Information given =
------------------------------------
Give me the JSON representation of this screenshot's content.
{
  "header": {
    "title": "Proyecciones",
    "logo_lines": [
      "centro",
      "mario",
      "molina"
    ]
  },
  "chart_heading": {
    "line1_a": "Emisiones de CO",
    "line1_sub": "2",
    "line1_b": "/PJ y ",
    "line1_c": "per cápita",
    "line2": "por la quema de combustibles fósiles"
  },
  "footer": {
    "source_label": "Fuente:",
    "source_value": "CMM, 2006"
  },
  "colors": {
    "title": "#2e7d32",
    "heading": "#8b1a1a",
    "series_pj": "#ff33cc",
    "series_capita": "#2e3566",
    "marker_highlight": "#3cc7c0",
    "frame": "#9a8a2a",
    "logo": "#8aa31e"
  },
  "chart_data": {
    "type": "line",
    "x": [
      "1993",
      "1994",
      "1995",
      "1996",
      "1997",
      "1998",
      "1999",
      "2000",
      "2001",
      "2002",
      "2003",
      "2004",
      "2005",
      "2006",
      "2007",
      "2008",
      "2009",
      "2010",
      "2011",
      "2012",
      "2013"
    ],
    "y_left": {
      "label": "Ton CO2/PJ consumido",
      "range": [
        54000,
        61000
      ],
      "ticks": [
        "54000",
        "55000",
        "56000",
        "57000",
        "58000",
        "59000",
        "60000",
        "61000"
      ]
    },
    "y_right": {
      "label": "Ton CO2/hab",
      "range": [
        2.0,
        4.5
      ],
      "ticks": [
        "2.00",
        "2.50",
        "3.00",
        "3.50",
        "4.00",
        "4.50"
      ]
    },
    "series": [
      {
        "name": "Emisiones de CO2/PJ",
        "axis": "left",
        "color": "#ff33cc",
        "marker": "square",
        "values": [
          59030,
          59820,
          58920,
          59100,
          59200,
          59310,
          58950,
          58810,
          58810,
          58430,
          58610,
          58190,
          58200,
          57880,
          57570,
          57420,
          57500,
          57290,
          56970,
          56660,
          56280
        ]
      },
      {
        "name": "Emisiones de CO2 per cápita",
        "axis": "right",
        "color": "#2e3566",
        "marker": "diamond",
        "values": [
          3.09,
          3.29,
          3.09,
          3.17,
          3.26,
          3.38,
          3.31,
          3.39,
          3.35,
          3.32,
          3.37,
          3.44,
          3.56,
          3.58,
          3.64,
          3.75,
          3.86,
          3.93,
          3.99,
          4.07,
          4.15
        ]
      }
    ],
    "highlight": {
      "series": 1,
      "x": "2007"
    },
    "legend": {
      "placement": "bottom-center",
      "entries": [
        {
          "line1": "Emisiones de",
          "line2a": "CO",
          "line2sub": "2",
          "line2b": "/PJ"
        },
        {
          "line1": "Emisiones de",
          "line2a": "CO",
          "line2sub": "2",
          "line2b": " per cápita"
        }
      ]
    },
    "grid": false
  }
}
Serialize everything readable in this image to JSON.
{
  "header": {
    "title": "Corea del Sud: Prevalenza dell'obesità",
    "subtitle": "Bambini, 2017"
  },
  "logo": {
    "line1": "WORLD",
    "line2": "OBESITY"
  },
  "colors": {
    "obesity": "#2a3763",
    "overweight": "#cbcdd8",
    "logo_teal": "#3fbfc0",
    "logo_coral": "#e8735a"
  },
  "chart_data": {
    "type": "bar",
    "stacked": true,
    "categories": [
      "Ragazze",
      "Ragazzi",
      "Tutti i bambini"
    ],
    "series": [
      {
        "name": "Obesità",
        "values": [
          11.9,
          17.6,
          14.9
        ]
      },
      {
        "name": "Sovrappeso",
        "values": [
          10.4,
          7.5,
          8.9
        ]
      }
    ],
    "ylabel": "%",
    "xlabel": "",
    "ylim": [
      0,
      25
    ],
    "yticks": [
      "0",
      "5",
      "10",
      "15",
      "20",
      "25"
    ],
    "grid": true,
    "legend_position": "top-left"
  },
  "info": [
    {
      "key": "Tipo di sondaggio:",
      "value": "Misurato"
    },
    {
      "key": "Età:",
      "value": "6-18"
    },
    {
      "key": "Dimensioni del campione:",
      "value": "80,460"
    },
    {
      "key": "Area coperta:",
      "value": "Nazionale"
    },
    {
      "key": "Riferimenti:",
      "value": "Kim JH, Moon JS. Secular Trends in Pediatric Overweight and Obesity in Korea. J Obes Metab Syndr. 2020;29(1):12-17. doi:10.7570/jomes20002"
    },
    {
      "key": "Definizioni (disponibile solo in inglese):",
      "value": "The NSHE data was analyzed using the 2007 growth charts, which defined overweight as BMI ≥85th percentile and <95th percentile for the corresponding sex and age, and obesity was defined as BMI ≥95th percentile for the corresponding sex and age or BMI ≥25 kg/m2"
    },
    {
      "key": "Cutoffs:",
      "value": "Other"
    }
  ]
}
------------------------------------
All of the data must be returned exactly.

Give me the JSON representation of this screenshot's content.
{
  "header": {
    "title": "Proyecciones",
    "logo_lines": [
      "centro",
      "mario",
      "molina"
    ]
  },
  "chart_heading": {
    "line1_a": "Emisiones de CO",
    "line1_sub": "2",
    "line1_b": "/PJ y ",
    "line1_c": "per cápita",
    "line2": "por la quema de combustibles fósiles"
  },
  "footer": {
    "source_label": "Fuente:",
    "source_value": "CMM, 2006"
  },
  "colors": {
    "title": "#2e7d32",
    "heading": "#8b1a1a",
    "series_pj": "#ff33cc",
    "series_capita": "#2e3566",
    "marker_highlight": "#3cc7c0",
    "frame": "#9a8a2a",
    "logo": "#8aa31e"
  },
  "chart_data": {
    "type": "line",
    "x": [
      "1993",
      "1994",
      "1995",
      "1996",
      "1997",
      "1998",
      "1999",
      "2000",
      "2001",
      "2002",
      "2003",
      "2004",
      "2005",
      "2006",
      "2007",
      "2008",
      "2009",
      "2010",
      "2011",
      "2012",
      "2013"
    ],
    "y_left": {
      "label": "Ton CO2/PJ consumido",
      "range": [
        54000,
        61000
      ],
      "ticks": [
        "54000",
        "55000",
        "56000",
        "57000",
        "58000",
        "59000",
        "60000",
        "61000"
      ]
    },
    "y_right": {
      "label": "Ton CO2/hab",
      "range": [
        2.0,
        4.5
      ],
      "ticks": [
        "2.00",
        "2.50",
        "3.00",
        "3.50",
        "4.00",
        "4.50"
      ]
    },
    "series": [
      {
        "name": "Emisiones de CO2/PJ",
        "axis": "left",
        "color": "#ff33cc",
        "marker": "square",
        "values": [
          59030,
          59820,
          58920,
          59100,
          59200,
          59310,
          58950,
          58810,
          58810,
          58430,
          58610,
          58190,
          58200,
          57880,
          57570,
          57420,
          57500,
          57290,
          56970,
          56660,
          56280
        ]
      },
      {
        "name": "Emisiones de CO2 per cápita",
        "axis": "right",
        "color": "#2e3566",
        "marker": "diamond",
        "values": [
          3.09,
          3.29,
          3.09,
          3.17,
          3.26,
          3.38,
          3.31,
          3.39,
          3.35,
          3.32,
          3.37,
          3.44,
          3.56,
          3.58,
          3.64,
          3.75,
          3.86,
          3.93,
          3.99,
          4.07,
          4.15
        ]
      }
    ],
    "highlight": {
      "series": 1,
      "x": "2007"
    },
    "legend": {
      "placement": "bottom-center",
      "entries": [
        {
          "line1": "Emisiones de",
          "line2a": "CO",
          "line2sub": "2",
          "line2b": "/PJ"
        },
        {
          "line1": "Emisiones de",
          "line2a": "CO",
          "line2sub": "2",
          "line2b": " per cápita"
        }
      ]
    },
    "grid": false
  }
}
Serialize everything readable in this image to JSON.
{
  "header": {
    "title": "Corea del Sud: Prevalenza dell'obesità",
    "subtitle": "Bambini, 2017"
  },
  "logo": {
    "line1": "WORLD",
    "line2": "OBESITY"
  },
  "colors": {
    "obesity": "#2a3763",
    "overweight": "#cbcdd8",
    "logo_teal": "#3fbfc0",
    "logo_coral": "#e8735a"
  },
  "chart_data": {
    "type": "bar",
    "stacked": true,
    "categories": [
      "Ragazze",
      "Ragazzi",
      "Tutti i bambini"
    ],
    "series": [
      {
        "name": "Obesità",
        "values": [
          11.9,
          17.6,
          14.9
        ]
      },
      {
        "name": "Sovrappeso",
        "values": [
          10.4,
          7.5,
          8.9
        ]
      }
    ],
    "ylabel": "%",
    "xlabel": "",
    "ylim": [
      0,
      25
    ],
    "yticks": [
      "0",
      "5",
      "10",
      "15",
      "20",
      "25"
    ],
    "grid": true,
    "legend_position": "top-left"
  },
  "info": [
    {
      "key": "Tipo di sondaggio:",
      "value": "Misurato"
    },
    {
      "key": "Età:",
      "value": "6-18"
    },
    {
      "key": "Dimensioni del campione:",
      "value": "80,460"
    },
    {
      "key": "Area coperta:",
      "value": "Nazionale"
    },
    {
      "key": "Riferimenti:",
      "value": "Kim JH, Moon JS. Secular Trends in Pediatric Overweight and Obesity in Korea. J Obes Metab Syndr. 2020;29(1):12-17. doi:10.7570/jomes20002"
    },
    {
      "key": "Definizioni (disponibile solo in inglese):",
      "value": "The NSHE data was analyzed using the 2007 growth charts, which defined overweight as BMI ≥85th percentile and <95th percentile for the corresponding sex and age, and obesity was defined as BMI ≥95th percentile for the corresponding sex and age or BMI ≥25 kg/m2"
    },
    {
      "key": "Cutoffs:",
      "value": "Other"
    }
  ]
}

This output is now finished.